## Records
## START

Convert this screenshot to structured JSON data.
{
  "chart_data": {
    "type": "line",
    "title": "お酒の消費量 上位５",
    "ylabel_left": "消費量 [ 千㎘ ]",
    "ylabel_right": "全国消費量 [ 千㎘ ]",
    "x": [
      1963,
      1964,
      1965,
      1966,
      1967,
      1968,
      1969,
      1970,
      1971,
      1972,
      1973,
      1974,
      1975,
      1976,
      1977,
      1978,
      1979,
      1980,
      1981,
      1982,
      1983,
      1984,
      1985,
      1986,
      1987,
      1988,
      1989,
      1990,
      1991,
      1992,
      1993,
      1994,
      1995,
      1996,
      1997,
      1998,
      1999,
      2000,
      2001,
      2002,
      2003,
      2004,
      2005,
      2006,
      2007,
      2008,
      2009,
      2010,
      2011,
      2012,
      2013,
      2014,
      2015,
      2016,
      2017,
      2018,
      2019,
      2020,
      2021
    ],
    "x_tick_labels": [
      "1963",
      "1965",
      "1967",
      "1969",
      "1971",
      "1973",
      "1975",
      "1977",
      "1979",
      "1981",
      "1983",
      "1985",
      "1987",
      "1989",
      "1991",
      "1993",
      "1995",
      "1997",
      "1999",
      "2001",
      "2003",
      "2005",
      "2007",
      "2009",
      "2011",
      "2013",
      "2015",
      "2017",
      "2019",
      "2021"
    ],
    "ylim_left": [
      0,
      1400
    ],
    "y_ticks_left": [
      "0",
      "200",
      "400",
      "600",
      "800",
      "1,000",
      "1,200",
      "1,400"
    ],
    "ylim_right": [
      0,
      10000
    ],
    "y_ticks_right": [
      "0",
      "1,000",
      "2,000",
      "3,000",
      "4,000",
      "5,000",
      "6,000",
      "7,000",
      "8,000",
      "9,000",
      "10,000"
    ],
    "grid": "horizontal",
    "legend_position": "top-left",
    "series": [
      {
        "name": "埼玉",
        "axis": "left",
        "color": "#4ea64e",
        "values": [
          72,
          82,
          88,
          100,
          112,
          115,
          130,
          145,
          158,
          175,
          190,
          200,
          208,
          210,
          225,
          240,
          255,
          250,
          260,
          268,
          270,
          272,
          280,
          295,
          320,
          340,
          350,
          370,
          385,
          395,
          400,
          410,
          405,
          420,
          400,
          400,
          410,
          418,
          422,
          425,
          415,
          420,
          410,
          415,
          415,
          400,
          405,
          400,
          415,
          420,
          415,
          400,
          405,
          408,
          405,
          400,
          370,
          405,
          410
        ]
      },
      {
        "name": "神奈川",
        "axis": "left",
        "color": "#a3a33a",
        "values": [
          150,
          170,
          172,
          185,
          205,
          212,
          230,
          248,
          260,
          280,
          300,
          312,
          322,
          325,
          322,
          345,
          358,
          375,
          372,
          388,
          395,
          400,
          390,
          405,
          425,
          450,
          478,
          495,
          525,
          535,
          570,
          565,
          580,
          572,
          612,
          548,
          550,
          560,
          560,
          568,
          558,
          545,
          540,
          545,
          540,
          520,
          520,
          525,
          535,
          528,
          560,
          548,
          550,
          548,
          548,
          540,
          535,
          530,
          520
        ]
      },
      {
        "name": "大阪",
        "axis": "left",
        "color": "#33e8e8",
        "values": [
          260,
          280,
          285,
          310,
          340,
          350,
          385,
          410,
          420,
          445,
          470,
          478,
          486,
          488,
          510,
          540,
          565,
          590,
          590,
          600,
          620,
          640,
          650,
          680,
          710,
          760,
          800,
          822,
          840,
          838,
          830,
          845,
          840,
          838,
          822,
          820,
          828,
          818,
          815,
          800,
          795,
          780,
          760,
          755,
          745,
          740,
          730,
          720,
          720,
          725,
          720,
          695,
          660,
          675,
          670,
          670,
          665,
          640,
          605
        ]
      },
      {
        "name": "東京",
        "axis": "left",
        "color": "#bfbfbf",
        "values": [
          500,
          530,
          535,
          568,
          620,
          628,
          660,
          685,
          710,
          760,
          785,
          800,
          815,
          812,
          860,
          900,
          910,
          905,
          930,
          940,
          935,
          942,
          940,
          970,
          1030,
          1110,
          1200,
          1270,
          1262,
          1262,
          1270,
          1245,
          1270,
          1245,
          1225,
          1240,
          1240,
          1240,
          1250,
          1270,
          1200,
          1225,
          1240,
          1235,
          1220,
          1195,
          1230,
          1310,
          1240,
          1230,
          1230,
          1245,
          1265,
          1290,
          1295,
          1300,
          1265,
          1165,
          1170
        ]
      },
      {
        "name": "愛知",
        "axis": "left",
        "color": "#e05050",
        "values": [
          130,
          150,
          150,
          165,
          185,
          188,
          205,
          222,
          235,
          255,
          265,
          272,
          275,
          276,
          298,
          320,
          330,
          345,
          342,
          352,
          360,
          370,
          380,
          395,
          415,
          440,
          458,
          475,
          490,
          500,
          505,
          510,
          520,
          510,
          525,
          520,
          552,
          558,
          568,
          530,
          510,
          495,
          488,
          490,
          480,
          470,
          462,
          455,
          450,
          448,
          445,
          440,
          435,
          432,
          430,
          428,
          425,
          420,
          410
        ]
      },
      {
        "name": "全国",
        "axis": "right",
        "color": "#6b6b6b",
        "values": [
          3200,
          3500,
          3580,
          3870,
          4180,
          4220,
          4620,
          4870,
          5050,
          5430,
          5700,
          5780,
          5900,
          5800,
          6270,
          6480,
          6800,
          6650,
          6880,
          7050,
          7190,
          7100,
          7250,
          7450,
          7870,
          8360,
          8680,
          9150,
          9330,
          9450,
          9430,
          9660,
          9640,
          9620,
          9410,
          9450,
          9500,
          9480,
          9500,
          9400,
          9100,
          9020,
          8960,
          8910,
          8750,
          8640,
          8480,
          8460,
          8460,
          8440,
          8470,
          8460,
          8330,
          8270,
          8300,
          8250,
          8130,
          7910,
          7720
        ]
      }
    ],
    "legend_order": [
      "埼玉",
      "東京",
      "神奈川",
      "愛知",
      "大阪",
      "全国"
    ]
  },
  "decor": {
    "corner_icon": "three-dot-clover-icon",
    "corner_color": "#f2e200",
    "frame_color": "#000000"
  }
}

## END

Go through the listing above and restate it word for word.

Convert this screenshot to structured JSON data.
{
  "chart_data": {
    "type": "line",
    "title": "お酒の消費量 上位５",
    "ylabel_left": "消費量 [ 千㎘ ]",
    "ylabel_right": "全国消費量 [ 千㎘ ]",
    "x": [
      1963,
      1964,
      1965,
      1966,
      1967,
      1968,
      1969,
      1970,
      1971,
      1972,
      1973,
      1974,
      1975,
      1976,
      1977,
      1978,
      1979,
      1980,
      1981,
      1982,
      1983,
      1984,
      1985,
      1986,
      1987,
      1988,
      1989,
      1990,
      1991,
      1992,
      1993,
      1994,
      1995,
      1996,
      1997,
      1998,
      1999,
      2000,
      2001,
      2002,
      2003,
      2004,
      2005,
      2006,
      2007,
      2008,
      2009,
      2010,
      2011,
      2012,
      2013,
      2014,
      2015,
      2016,
      2017,
      2018,
      2019,
      2020,
      2021
    ],
    "x_tick_labels": [
      "1963",
      "1965",
      "1967",
      "1969",
      "1971",
      "1973",
      "1975",
      "1977",
      "1979",
      "1981",
      "1983",
      "1985",
      "1987",
      "1989",
      "1991",
      "1993",
      "1995",
      "1997",
      "1999",
      "2001",
      "2003",
      "2005",
      "2007",
      "2009",
      "2011",
      "2013",
      "2015",
      "2017",
      "2019",
      "2021"
    ],
    "ylim_left": [
      0,
      1400
    ],
    "y_ticks_left": [
      "0",
      "200",
      "400",
      "600",
      "800",
      "1,000",
      "1,200",
      "1,400"
    ],
    "ylim_right": [
      0,
      10000
    ],
    "y_ticks_right": [
      "0",
      "1,000",
      "2,000",
      "3,000",
      "4,000",
      "5,000",
      "6,000",
      "7,000",
      "8,000",
      "9,000",
      "10,000"
    ],
    "grid": "horizontal",
    "legend_position": "top-left",
    "series": [
      {
        "name": "埼玉",
        "axis": "left",
        "color": "#4ea64e",
        "values": [
          72,
          82,
          88,
          100,
          112,
          115,
          130,
          145,
          158,
          175,
          190,
          200,
          208,
          210,
          225,
          240,
          255,
          250,
          260,
          268,
          270,
          272,
          280,
          295,
          320,
          340,
          350,
          370,
          385,
          395,
          400,
          410,
          405,
          420,
          400,
          400,
          410,
          418,
          422,
          425,
          415,
          420,
          410,
          415,
          415,
          400,
          405,
          400,
          415,
          420,
          415,
          400,
          405,
          408,
          405,
          400,
          370,
          405,
          410
        ]
      },
      {
        "name": "神奈川",
        "axis": "left",
        "color": "#a3a33a",
        "values": [
          150,
          170,
          172,
          185,
          205,
          212,
          230,
          248,
          260,
          280,
          300,
          312,
          322,
          325,
          322,
          345,
          358,
          375,
          372,
          388,
          395,
          400,
          390,
          405,
          425,
          450,
          478,
          495,
          525,
          535,
          570,
          565,
          580,
          572,
          612,
          548,
          550,
          560,
          560,
          568,
          558,
          545,
          540,
          545,
          540,
          520,
          520,
          525,
          535,
          528,
          560,
          548,
          550,
          548,
          548,
          540,
          535,
          530,
          520
        ]
      },
      {
        "name": "大阪",
        "axis": "left",
        "color": "#33e8e8",
        "values": [
          260,
          280,
          285,
          310,
          340,
          350,
          385,
          410,
          420,
          445,
          470,
          478,
          486,
          488,
          510,
          540,
          565,
          590,
          590,
          600,
          620,
          640,
          650,
          680,
          710,
          760,
          800,
          822,
          840,
          838,
          830,
          845,
          840,
          838,
          822,
          820,
          828,
          818,
          815,
          800,
          795,
          780,
          760,
          755,
          745,
          740,
          730,
          720,
          720,
          725,
          720,
          695,
          660,
          675,
          670,
          670,
          665,
          640,
          605
        ]
      },
      {
        "name": "東京",
        "axis": "left",
        "color": "#bfbfbf",
        "values": [
          500,
          530,
          535,
          568,
          620,
          628,
          660,
          685,
          710,
          760,
          785,
          800,
          815,
          812,
          860,
          900,
          910,
          905,
          930,
          940,
          935,
          942,
          940,
          970,
          1030,
          1110,
          1200,
          1270,
          1262,
          1262,
          1270,
          1245,
          1270,
          1245,
          1225,
          1240,
          1240,
          1240,
          1250,
          1270,
          1200,
          1225,
          1240,
          1235,
          1220,
          1195,
          1230,
          1310,
          1240,
          1230,
          1230,
          1245,
          1265,
          1290,
          1295,
          1300,
          1265,
          1165,
          1170
        ]
      },
      {
        "name": "愛知",
        "axis": "left",
        "color": "#e05050",
        "values": [
          130,
          150,
          150,
          165,
          185,
          188,
          205,
          222,
          235,
          255,
          265,
          272,
          275,
          276,
          298,
          320,
          330,
          345,
          342,
          352,
          360,
          370,
          380,
          395,
          415,
          440,
          458,
          475,
          490,
          500,
          505,
          510,
          520,
          510,
          525,
          520,
          552,
          558,
          568,
          530,
          510,
          495,
          488,
          490,
          480,
          470,
          462,
          455,
          450,
          448,
          445,
          440,
          435,
          432,
          430,
          428,
          425,
          420,
          410
        ]
      },
      {
        "name": "全国",
        "axis": "right",
        "color": "#6b6b6b",
        "values": [
          3200,
          3500,
          3580,
          3870,
          4180,
          4220,
          4620,
          4870,
          5050,
          5430,
          5700,
          5780,
          5900,
          5800,
          6270,
          6480,
          6800,
          6650,
          6880,
          7050,
          7190,
          7100,
          7250,
          7450,
          7870,
          8360,
          8680,
          9150,
          9330,
          9450,
          9430,
          9660,
          9640,
          9620,
          9410,
          9450,
          9500,
          9480,
          9500,
          9400,
          9100,
          9020,
          8960,
          8910,
          8750,
          8640,
          8480,
          8460,
          8460,
          8440,
          8470,
          8460,
          8330,
          8270,
          8300,
          8250,
          8130,
          7910,
          7720
        ]
      }
    ],
    "legend_order": [
      "埼玉",
      "東京",
      "神奈川",
      "愛知",
      "大阪",
      "全国"
    ]
  },
  "decor": {
    "corner_icon": "three-dot-clover-icon",
    "corner_color": "#f2e200",
    "frame_color": "#000000"
  }
}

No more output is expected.